◆ **LISTING**
=-=-=

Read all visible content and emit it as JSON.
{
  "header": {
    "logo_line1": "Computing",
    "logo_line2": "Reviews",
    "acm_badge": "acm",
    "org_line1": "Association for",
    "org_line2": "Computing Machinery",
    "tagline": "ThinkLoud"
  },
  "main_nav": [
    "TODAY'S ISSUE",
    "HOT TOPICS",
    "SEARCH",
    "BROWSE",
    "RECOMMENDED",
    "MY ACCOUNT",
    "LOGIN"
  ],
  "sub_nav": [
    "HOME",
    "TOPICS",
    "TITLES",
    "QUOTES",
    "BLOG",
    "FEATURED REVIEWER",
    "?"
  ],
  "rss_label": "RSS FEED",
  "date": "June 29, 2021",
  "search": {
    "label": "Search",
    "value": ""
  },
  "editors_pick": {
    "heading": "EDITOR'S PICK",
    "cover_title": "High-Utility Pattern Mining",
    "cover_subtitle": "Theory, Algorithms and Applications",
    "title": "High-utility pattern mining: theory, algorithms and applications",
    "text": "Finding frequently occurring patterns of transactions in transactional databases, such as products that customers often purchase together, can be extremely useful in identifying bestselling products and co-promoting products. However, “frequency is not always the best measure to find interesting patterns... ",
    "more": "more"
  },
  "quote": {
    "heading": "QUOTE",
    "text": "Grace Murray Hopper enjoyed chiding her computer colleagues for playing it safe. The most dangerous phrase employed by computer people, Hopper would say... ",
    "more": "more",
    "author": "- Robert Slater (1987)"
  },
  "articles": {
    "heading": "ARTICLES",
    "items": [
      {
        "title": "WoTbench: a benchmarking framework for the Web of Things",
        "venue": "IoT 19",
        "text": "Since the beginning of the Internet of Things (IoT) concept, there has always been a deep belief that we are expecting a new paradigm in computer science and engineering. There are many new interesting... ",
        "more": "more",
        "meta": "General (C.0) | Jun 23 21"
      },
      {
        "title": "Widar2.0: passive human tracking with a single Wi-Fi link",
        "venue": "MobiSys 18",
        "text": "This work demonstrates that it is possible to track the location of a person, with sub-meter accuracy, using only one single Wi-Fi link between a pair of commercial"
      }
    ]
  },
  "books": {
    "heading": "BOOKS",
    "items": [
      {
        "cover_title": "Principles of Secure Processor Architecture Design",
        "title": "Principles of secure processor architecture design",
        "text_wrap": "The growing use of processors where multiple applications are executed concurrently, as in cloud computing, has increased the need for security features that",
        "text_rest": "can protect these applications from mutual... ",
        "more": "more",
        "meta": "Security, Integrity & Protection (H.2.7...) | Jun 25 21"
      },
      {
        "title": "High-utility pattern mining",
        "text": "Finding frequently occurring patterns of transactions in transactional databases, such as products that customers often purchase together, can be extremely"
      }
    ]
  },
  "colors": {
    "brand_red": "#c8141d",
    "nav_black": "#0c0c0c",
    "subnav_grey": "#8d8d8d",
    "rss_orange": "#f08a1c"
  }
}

=-=-=

◆ **REQUIRED WORK**
Go through the material above and count the lines that contain "often"; answer with the number alone.

◆ **REPLY**
2